Aim of the task: Please copy out word for word everything in the records from the line that contains "Patent image size: (957, 995)." down to the line that contains "The truck cover system 12 is at (893, 565).", including both of those lines.

▽

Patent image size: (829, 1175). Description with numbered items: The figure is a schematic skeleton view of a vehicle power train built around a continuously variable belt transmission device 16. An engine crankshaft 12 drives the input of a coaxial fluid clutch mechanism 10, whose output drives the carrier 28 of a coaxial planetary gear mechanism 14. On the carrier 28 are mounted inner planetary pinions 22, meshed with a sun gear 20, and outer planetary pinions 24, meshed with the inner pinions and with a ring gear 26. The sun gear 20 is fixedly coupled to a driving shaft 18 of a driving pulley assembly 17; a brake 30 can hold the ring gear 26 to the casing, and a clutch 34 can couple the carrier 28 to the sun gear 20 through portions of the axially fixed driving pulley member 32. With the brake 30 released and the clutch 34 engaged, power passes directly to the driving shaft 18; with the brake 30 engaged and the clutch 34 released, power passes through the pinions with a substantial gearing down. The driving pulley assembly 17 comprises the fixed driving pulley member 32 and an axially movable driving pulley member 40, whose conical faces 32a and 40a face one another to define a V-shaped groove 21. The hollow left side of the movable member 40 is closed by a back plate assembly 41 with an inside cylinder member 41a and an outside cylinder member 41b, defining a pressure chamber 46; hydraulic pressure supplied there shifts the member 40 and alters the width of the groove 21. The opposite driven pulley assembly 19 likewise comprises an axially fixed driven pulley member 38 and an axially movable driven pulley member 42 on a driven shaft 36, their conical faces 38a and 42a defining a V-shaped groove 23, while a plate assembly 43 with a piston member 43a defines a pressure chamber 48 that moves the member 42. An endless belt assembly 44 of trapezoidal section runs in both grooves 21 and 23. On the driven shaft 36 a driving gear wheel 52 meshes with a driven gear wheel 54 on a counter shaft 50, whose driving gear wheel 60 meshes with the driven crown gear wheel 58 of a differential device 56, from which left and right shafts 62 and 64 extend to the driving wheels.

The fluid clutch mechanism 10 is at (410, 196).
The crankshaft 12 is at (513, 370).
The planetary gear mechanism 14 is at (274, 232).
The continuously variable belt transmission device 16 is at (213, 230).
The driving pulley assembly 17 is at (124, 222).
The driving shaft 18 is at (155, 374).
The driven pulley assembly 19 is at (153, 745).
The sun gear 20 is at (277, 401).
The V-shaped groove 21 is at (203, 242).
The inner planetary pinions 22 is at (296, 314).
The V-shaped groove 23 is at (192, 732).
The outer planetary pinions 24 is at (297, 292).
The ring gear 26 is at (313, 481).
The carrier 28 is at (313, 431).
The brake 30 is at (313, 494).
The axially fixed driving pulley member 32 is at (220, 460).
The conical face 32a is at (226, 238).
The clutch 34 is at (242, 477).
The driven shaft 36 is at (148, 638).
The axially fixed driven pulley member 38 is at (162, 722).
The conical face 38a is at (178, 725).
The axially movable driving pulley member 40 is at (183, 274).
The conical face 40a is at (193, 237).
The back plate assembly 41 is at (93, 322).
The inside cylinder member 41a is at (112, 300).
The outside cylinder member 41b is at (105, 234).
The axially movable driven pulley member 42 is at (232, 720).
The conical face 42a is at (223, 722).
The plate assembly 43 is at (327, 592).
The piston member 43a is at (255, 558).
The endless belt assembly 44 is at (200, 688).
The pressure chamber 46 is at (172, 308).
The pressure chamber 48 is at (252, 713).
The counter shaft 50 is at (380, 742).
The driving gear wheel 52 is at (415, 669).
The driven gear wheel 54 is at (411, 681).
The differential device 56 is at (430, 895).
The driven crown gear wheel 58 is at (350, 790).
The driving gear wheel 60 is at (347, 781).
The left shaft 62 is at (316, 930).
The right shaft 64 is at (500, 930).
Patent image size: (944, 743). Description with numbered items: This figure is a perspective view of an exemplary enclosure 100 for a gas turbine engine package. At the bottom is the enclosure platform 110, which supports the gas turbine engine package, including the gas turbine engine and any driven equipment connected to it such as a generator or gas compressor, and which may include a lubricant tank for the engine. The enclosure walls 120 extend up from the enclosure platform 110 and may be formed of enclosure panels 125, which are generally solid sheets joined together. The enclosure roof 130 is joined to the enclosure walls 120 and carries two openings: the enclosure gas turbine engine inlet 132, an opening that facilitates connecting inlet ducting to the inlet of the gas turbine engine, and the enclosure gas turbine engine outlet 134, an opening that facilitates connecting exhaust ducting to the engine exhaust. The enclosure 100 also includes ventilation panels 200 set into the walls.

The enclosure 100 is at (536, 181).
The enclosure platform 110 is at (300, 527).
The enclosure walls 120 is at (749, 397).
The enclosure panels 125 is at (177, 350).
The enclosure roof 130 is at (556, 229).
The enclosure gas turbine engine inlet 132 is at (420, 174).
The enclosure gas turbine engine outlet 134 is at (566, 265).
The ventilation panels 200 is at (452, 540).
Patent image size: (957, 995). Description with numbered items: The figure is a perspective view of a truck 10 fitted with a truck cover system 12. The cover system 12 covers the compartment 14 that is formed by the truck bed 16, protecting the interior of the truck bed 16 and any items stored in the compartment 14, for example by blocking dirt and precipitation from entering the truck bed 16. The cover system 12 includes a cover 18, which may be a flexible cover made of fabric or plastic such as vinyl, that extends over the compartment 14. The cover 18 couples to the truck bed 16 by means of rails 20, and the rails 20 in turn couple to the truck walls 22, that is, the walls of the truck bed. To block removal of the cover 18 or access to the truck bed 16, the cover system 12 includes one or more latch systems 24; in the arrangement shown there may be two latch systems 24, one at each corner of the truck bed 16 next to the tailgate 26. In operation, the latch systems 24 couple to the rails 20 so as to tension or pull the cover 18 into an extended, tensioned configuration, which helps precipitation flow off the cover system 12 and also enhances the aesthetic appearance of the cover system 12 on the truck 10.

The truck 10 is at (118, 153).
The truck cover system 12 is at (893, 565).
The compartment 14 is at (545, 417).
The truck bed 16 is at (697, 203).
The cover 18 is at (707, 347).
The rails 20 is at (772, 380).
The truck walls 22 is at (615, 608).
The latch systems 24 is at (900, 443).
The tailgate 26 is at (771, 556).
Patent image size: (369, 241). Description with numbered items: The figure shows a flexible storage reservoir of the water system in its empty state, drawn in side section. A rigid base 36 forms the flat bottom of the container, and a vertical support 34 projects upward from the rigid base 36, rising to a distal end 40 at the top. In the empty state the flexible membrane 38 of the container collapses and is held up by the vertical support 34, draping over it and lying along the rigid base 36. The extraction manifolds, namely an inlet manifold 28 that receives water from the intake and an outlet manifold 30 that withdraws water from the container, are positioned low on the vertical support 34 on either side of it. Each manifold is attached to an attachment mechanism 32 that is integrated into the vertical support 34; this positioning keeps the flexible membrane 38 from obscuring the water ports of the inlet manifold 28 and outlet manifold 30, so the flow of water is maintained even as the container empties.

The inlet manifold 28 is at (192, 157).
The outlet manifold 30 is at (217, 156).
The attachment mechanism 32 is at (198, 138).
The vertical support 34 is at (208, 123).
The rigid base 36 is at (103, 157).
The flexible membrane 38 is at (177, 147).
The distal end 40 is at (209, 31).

△

Problem solution:
Patent image size: (957, 995). Description with numbered items: The figure is a perspective view of a truck 10 fitted with a truck cover system 12. The cover system 12 covers the compartment 14 that is formed by the truck bed 16, protecting the interior of the truck bed 16 and any items stored in the compartment 14, for example by blocking dirt and precipitation from entering the truck bed 16. The cover system 12 includes a cover 18, which may be a flexible cover made of fabric or plastic such as vinyl, that extends over the compartment 14. The cover 18 couples to the truck bed 16 by means of rails 20, and the rails 20 in turn couple to the truck walls 22, that is, the walls of the truck bed. To block removal of the cover 18 or access to the truck bed 16, the cover system 12 includes one or more latch systems 24; in the arrangement shown there may be two latch systems 24, one at each corner of the truck bed 16 next to the tailgate 26. In operation, the latch systems 24 couple to the rails 20 so as to tension or pull the cover 18 into an extended, tensioned configuration, which helps precipitation flow off the cover system 12 and also enhances the aesthetic appearance of the cover system 12 on the truck 10.

The truck 10 is at (118, 153).
The truck cover system 12 is at (893, 565).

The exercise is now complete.